◆ **Direction**
Set down the full listing exactly, character for character.

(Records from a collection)
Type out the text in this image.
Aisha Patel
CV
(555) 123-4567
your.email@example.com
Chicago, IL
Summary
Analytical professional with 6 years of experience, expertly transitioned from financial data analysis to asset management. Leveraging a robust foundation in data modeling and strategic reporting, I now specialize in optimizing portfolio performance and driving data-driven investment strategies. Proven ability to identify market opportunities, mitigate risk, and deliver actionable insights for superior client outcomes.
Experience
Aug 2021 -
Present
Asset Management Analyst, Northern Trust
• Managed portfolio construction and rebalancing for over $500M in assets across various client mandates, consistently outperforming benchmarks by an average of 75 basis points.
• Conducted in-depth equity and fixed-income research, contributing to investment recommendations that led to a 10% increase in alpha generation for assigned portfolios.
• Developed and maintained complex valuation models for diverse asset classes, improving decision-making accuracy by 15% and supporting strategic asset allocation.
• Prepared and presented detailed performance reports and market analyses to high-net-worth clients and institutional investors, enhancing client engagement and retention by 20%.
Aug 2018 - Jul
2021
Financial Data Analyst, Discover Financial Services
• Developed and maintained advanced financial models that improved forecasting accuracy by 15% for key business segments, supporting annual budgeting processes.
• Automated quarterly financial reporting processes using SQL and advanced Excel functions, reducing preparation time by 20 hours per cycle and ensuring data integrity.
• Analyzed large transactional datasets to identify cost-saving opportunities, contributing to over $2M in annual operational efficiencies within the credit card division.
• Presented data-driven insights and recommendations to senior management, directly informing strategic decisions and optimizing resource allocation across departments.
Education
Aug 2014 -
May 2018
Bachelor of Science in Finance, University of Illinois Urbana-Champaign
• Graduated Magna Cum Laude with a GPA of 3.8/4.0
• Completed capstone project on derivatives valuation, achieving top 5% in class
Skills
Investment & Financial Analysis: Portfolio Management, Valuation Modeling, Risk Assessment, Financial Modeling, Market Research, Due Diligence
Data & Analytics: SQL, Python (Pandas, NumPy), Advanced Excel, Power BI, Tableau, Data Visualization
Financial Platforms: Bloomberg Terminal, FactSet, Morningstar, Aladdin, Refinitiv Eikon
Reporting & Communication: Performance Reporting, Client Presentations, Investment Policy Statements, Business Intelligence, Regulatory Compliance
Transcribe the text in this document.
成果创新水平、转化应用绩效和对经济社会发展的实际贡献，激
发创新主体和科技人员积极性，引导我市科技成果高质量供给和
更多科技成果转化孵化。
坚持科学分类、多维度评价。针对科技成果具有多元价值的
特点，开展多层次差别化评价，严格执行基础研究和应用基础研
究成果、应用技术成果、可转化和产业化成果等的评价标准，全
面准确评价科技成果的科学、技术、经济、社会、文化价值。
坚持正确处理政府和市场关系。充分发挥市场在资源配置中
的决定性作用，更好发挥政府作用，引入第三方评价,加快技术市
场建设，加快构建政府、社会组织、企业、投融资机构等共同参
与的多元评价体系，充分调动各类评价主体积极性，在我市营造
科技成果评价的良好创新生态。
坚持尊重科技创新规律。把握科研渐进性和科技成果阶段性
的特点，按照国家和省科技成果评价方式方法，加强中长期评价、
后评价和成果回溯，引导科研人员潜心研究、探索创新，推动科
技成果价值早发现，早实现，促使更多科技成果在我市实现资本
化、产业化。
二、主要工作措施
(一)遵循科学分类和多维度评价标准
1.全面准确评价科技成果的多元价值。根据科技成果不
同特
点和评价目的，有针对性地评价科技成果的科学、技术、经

◆ **Written answer**
Type out the text in this image.
Aisha Patel
CV
(555) 123-4567
your.email@example.com
Chicago, IL
Summary
Analytical professional with 6 years of experience, expertly transitioned from financial data analysis to asset management. Leveraging a robust foundation in data modeling and strategic reporting, I now specialize in optimizing portfolio performance and driving data-driven investment strategies. Proven ability to identify market opportunities, mitigate risk, and deliver actionable insights for superior client outcomes.
Experience
Aug 2021 -
Present
Asset Management Analyst, Northern Trust
• Managed portfolio construction and rebalancing for over $500M in assets across various client mandates, consistently outperforming benchmarks by an average of 75 basis points.
• Conducted in-depth equity and fixed-income research, contributing to investment recommendations that led to a 10% increase in alpha generation for assigned portfolios.
• Developed and maintained complex valuation models for diverse asset classes, improving decision-making accuracy by 15% and supporting strategic asset allocation.
• Prepared and presented detailed performance reports and market analyses to high-net-worth clients and institutional investors, enhancing client engagement and retention by 20%.
Aug 2018 - Jul
2021
Financial Data Analyst, Discover Financial Services
• Developed and maintained advanced financial models that improved forecasting accuracy by 15% for key business segments, supporting annual budgeting processes.
• Automated quarterly financial reporting processes using SQL and advanced Excel functions, reducing preparation time by 20 hours per cycle and ensuring data integrity.
• Analyzed large transactional datasets to identify cost-saving opportunities, contributing to over $2M in annual operational efficiencies within the credit card division.
• Presented data-driven insights and recommendations to senior management, directly informing strategic decisions and optimizing resource allocation across departments.
Education
Aug 2014 -
May 2018
Bachelor of Science in Finance, University of Illinois Urbana-Champaign
• Graduated Magna Cum Laude with a GPA of 3.8/4.0
• Completed capstone project on derivatives valuation, achieving top 5% in class
Skills
Investment & Financial Analysis: Portfolio Management, Valuation Modeling, Risk Assessment, Financial Modeling, Market Research, Due Diligence
Data & Analytics: SQL, Python (Pandas, NumPy), Advanced Excel, Power BI, Tableau, Data Visualization
Financial Platforms: Bloomberg Terminal, FactSet, Morningstar, Aladdin, Refinitiv Eikon
Reporting & Communication: Performance Reporting, Client Presentations, Investment Policy Statements, Business Intelligence, Regulatory Compliance
Transcribe the text in this document.
成果创新水平、转化应用绩效和对经济社会发展的实际贡献，激
发创新主体和科技人员积极性，引导我市科技成果高质量供给和
更多科技成果转化孵化。
坚持科学分类、多维度评价。针对科技成果具有多元价值的
特点，开展多层次差别化评价，严格执行基础研究和应用基础研
究成果、应用技术成果、可转化和产业化成果等的评价标准，全
面准确评价科技成果的科学、技术、经济、社会、文化价值。
坚持正确处理政府和市场关系。充分发挥市场在资源配置中
的决定性作用，更好发挥政府作用，引入第三方评价,加快技术市
场建设，加快构建政府、社会组织、企业、投融资机构等共同参
与的多元评价体系，充分调动各类评价主体积极性，在我市营造
科技成果评价的良好创新生态。
坚持尊重科技创新规律。把握科研渐进性和科技成果阶段性
的特点，按照国家和省科技成果评价方式方法，加强中长期评价、
后评价和成果回溯，引导科研人员潜心研究、探索创新，推动科
技成果价值早发现，早实现，促使更多科技成果在我市实现资本
化、产业化。
二、主要工作措施
(一)遵循科学分类和多维度评价标准
1.全面准确评价科技成果的多元价值。根据科技成果不
同特
点和评价目的，有针对性地评价科技成果的科学、技术、经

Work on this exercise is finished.